* [Problem description]
Repeat, character for character, the stretch of lines below from the very first one through the line containing "text-line: mes engagés".

* [Given entries]

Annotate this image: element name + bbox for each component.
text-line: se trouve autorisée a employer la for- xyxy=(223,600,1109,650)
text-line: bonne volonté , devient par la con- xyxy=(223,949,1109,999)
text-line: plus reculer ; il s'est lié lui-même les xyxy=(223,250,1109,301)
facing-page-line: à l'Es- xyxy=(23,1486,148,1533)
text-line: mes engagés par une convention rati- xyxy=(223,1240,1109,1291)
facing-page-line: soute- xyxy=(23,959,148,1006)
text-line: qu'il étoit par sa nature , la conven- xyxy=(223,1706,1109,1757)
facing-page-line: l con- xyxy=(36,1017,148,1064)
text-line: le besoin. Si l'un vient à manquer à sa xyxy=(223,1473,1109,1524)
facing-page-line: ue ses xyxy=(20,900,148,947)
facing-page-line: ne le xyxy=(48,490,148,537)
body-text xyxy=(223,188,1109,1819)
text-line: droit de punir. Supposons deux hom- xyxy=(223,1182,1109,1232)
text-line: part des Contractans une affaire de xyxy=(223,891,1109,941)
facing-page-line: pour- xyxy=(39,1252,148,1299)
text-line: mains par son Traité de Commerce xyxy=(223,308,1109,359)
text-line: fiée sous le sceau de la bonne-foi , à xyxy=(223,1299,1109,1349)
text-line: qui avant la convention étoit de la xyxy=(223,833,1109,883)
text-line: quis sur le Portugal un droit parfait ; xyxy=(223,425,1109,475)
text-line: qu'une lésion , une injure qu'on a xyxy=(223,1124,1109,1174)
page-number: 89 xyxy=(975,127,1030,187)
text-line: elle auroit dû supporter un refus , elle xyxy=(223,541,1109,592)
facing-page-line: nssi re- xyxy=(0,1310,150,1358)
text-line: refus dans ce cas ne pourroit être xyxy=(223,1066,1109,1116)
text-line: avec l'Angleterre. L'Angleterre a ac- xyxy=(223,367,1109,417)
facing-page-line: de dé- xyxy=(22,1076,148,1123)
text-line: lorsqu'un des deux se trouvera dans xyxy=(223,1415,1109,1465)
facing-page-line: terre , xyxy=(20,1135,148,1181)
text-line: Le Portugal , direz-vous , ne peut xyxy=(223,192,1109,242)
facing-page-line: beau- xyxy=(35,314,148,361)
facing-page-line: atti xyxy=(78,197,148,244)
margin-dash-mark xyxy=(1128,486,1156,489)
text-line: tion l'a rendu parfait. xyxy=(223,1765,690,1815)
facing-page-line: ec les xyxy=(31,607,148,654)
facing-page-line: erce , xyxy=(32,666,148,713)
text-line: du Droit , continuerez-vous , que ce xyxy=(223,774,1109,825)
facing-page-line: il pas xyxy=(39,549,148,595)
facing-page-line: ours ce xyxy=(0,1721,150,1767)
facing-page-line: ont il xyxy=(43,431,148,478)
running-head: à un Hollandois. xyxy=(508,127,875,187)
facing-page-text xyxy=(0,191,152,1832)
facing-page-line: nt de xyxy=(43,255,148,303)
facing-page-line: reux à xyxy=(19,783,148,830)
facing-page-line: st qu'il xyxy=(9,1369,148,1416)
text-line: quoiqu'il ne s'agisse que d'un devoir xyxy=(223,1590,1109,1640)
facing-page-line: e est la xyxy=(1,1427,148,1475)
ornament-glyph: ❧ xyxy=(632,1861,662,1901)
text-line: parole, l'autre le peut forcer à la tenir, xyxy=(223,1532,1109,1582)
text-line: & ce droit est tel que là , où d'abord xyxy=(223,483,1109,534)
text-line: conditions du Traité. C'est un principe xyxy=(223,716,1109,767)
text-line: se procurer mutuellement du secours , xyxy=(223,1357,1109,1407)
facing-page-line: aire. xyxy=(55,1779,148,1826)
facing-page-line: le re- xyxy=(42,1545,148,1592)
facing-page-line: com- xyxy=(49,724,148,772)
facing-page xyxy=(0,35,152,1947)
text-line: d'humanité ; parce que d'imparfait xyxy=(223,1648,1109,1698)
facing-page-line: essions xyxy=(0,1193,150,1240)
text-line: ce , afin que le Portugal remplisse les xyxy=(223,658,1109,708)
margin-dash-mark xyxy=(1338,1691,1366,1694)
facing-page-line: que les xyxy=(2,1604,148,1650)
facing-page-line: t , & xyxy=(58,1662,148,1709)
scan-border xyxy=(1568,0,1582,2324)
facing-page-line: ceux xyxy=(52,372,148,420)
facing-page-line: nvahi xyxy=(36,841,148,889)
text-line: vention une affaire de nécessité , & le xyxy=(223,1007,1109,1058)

* [Solution for this problem]
Annotate this image: element name + bbox for each component.
text-line: se trouve autorisée a employer la for- xyxy=(223,600,1109,650)
text-line: bonne volonté , devient par la con- xyxy=(223,949,1109,999)
text-line: plus reculer ; il s'est lié lui-même les xyxy=(223,250,1109,301)
facing-page-line: à l'Es- xyxy=(23,1486,148,1533)
text-line: mes engagés par une convention rati- xyxy=(223,1240,1109,1291)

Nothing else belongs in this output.